### Goal of the exercise
Return the records that follow, matching each one exactly.

[Start of Attachment]

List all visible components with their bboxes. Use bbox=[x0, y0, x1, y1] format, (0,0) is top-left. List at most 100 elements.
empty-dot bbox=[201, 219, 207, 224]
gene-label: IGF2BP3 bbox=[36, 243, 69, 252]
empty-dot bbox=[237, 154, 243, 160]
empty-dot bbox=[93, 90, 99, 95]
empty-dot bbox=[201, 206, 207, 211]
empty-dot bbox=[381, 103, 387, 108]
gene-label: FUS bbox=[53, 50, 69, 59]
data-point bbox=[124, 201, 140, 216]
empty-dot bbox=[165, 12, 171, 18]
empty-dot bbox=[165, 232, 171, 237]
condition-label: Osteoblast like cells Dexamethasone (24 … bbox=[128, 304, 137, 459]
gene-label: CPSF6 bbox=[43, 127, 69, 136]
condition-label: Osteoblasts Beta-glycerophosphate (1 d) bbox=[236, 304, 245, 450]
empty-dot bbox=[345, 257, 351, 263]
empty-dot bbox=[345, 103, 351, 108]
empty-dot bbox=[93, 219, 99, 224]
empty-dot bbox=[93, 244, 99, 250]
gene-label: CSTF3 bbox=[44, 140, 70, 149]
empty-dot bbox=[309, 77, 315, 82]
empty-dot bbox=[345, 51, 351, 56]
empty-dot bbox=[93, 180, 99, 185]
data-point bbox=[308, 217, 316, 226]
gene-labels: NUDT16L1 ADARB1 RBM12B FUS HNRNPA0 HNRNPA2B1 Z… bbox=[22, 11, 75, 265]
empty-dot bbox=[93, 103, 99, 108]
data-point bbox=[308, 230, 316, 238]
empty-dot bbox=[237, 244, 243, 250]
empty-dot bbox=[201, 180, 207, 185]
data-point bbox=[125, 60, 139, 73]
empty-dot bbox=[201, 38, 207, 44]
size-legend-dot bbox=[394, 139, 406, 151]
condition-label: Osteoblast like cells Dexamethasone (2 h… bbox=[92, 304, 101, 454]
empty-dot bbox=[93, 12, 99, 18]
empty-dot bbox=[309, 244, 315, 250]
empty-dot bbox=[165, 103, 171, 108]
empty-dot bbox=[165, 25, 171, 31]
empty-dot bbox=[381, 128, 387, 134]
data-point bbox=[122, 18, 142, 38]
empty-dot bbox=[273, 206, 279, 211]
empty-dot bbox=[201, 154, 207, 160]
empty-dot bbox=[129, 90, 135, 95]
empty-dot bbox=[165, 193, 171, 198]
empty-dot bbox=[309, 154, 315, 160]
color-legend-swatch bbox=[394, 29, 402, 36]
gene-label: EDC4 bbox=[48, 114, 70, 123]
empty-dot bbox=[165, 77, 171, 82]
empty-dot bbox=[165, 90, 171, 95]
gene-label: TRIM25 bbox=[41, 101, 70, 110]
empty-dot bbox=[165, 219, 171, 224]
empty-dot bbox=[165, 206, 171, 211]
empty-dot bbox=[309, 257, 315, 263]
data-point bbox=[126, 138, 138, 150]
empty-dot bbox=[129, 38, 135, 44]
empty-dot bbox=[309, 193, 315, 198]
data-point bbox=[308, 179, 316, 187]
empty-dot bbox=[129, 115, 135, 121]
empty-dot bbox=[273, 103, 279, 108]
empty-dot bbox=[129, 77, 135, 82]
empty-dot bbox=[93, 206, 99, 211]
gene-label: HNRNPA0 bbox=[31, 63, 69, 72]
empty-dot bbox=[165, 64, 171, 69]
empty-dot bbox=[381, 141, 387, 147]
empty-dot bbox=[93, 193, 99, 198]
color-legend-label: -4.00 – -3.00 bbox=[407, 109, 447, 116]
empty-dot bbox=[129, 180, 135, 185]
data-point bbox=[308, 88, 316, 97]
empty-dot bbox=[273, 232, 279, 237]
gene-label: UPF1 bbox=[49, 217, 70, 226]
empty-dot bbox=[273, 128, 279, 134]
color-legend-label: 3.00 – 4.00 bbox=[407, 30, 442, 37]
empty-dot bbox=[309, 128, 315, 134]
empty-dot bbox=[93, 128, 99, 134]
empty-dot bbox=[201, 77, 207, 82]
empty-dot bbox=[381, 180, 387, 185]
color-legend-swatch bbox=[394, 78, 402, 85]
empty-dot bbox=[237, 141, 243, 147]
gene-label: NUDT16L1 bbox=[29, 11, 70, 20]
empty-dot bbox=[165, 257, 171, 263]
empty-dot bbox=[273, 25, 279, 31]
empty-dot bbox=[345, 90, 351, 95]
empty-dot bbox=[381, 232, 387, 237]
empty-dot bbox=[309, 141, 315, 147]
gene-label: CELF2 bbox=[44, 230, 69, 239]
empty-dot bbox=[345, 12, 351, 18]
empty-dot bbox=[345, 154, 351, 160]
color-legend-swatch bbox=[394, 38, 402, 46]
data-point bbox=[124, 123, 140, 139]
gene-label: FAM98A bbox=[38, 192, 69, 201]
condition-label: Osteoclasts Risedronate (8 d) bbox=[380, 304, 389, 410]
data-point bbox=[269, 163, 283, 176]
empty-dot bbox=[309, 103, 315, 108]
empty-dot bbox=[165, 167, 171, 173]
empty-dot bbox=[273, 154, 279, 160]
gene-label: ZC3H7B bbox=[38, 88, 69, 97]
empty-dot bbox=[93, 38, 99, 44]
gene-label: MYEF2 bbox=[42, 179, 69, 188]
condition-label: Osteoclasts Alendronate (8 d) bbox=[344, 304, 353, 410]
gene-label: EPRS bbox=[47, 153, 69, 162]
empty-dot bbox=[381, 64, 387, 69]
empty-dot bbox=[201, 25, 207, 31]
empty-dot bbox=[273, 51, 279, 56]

[End of Attachment]

### Finished task
List all visible components with their bboxes. Use bbox=[x0, y0, x1, y1] format, (0,0) is top-left. List at most 100 elements.
empty-dot bbox=[201, 219, 207, 224]
gene-label: IGF2BP3 bbox=[36, 243, 69, 252]
empty-dot bbox=[237, 154, 243, 160]
empty-dot bbox=[93, 90, 99, 95]
empty-dot bbox=[201, 206, 207, 211]
empty-dot bbox=[381, 103, 387, 108]
gene-label: FUS bbox=[53, 50, 69, 59]
data-point bbox=[124, 201, 140, 216]
empty-dot bbox=[165, 12, 171, 18]
empty-dot bbox=[165, 232, 171, 237]
condition-label: Osteoblast like cells Dexamethasone (24 … bbox=[128, 304, 137, 459]
gene-label: CPSF6 bbox=[43, 127, 69, 136]
condition-label: Osteoblasts Beta-glycerophosphate (1 d) bbox=[236, 304, 245, 450]
empty-dot bbox=[345, 257, 351, 263]
empty-dot bbox=[345, 103, 351, 108]
empty-dot bbox=[93, 219, 99, 224]
empty-dot bbox=[93, 244, 99, 250]
gene-label: CSTF3 bbox=[44, 140, 70, 149]
empty-dot bbox=[309, 77, 315, 82]
empty-dot bbox=[345, 51, 351, 56]
empty-dot bbox=[93, 180, 99, 185]
data-point bbox=[308, 217, 316, 226]
gene-labels: NUDT16L1 ADARB1 RBM12B FUS HNRNPA0 HNRNPA2B1 Z… bbox=[22, 11, 75, 265]
empty-dot bbox=[93, 103, 99, 108]
data-point bbox=[308, 230, 316, 238]
empty-dot bbox=[237, 244, 243, 250]
empty-dot bbox=[201, 180, 207, 185]
data-point bbox=[125, 60, 139, 73]
empty-dot bbox=[201, 38, 207, 44]
size-legend-dot bbox=[394, 139, 406, 151]
condition-label: Osteoblast like cells Dexamethasone (2 h… bbox=[92, 304, 101, 454]
empty-dot bbox=[93, 12, 99, 18]
empty-dot bbox=[309, 244, 315, 250]
empty-dot bbox=[165, 103, 171, 108]
empty-dot bbox=[165, 25, 171, 31]
empty-dot bbox=[381, 128, 387, 134]
data-point bbox=[122, 18, 142, 38]
empty-dot bbox=[273, 206, 279, 211]
empty-dot bbox=[201, 154, 207, 160]
empty-dot bbox=[129, 90, 135, 95]
empty-dot bbox=[165, 193, 171, 198]
empty-dot bbox=[309, 154, 315, 160]
color-legend-swatch bbox=[394, 29, 402, 36]
gene-label: EDC4 bbox=[48, 114, 70, 123]
empty-dot bbox=[165, 77, 171, 82]
empty-dot bbox=[165, 90, 171, 95]
gene-label: TRIM25 bbox=[41, 101, 70, 110]
empty-dot bbox=[165, 219, 171, 224]
empty-dot bbox=[165, 206, 171, 211]
empty-dot bbox=[309, 257, 315, 263]
data-point bbox=[126, 138, 138, 150]
empty-dot bbox=[129, 38, 135, 44]
empty-dot bbox=[309, 193, 315, 198]
data-point bbox=[308, 179, 316, 187]
empty-dot bbox=[129, 115, 135, 121]
empty-dot bbox=[273, 103, 279, 108]
empty-dot bbox=[129, 77, 135, 82]
empty-dot bbox=[93, 206, 99, 211]
gene-label: HNRNPA0 bbox=[31, 63, 69, 72]
empty-dot bbox=[165, 64, 171, 69]
empty-dot bbox=[381, 141, 387, 147]
empty-dot bbox=[93, 193, 99, 198]
color-legend-label: -4.00 – -3.00 bbox=[407, 109, 447, 116]
empty-dot bbox=[129, 180, 135, 185]
data-point bbox=[308, 88, 316, 97]
empty-dot bbox=[273, 232, 279, 237]
gene-label: UPF1 bbox=[49, 217, 70, 226]
empty-dot bbox=[273, 128, 279, 134]
color-legend-label: 3.00 – 4.00 bbox=[407, 30, 442, 37]
empty-dot bbox=[309, 128, 315, 134]
empty-dot bbox=[93, 128, 99, 134]
empty-dot bbox=[201, 77, 207, 82]
empty-dot bbox=[381, 180, 387, 185]
color-legend-swatch bbox=[394, 78, 402, 85]
empty-dot bbox=[237, 141, 243, 147]
gene-label: NUDT16L1 bbox=[29, 11, 70, 20]
empty-dot bbox=[165, 257, 171, 263]
empty-dot bbox=[273, 25, 279, 31]
empty-dot bbox=[345, 90, 351, 95]
empty-dot bbox=[381, 232, 387, 237]
empty-dot bbox=[309, 141, 315, 147]
gene-label: CELF2 bbox=[44, 230, 69, 239]
empty-dot bbox=[345, 12, 351, 18]
empty-dot bbox=[345, 154, 351, 160]
color-legend-swatch bbox=[394, 38, 402, 46]
data-point bbox=[124, 123, 140, 139]
gene-label: FAM98A bbox=[38, 192, 69, 201]
condition-label: Osteoclasts Risedronate (8 d) bbox=[380, 304, 389, 410]
data-point bbox=[269, 163, 283, 176]
empty-dot bbox=[309, 103, 315, 108]
empty-dot bbox=[165, 167, 171, 173]
empty-dot bbox=[273, 154, 279, 160]
gene-label: ZC3H7B bbox=[38, 88, 69, 97]
empty-dot bbox=[93, 38, 99, 44]
gene-label: MYEF2 bbox=[42, 179, 69, 188]
condition-label: Osteoclasts Alendronate (8 d) bbox=[344, 304, 353, 410]
gene-label: EPRS bbox=[47, 153, 69, 162]
empty-dot bbox=[381, 64, 387, 69]
empty-dot bbox=[201, 25, 207, 31]
empty-dot bbox=[273, 51, 279, 56]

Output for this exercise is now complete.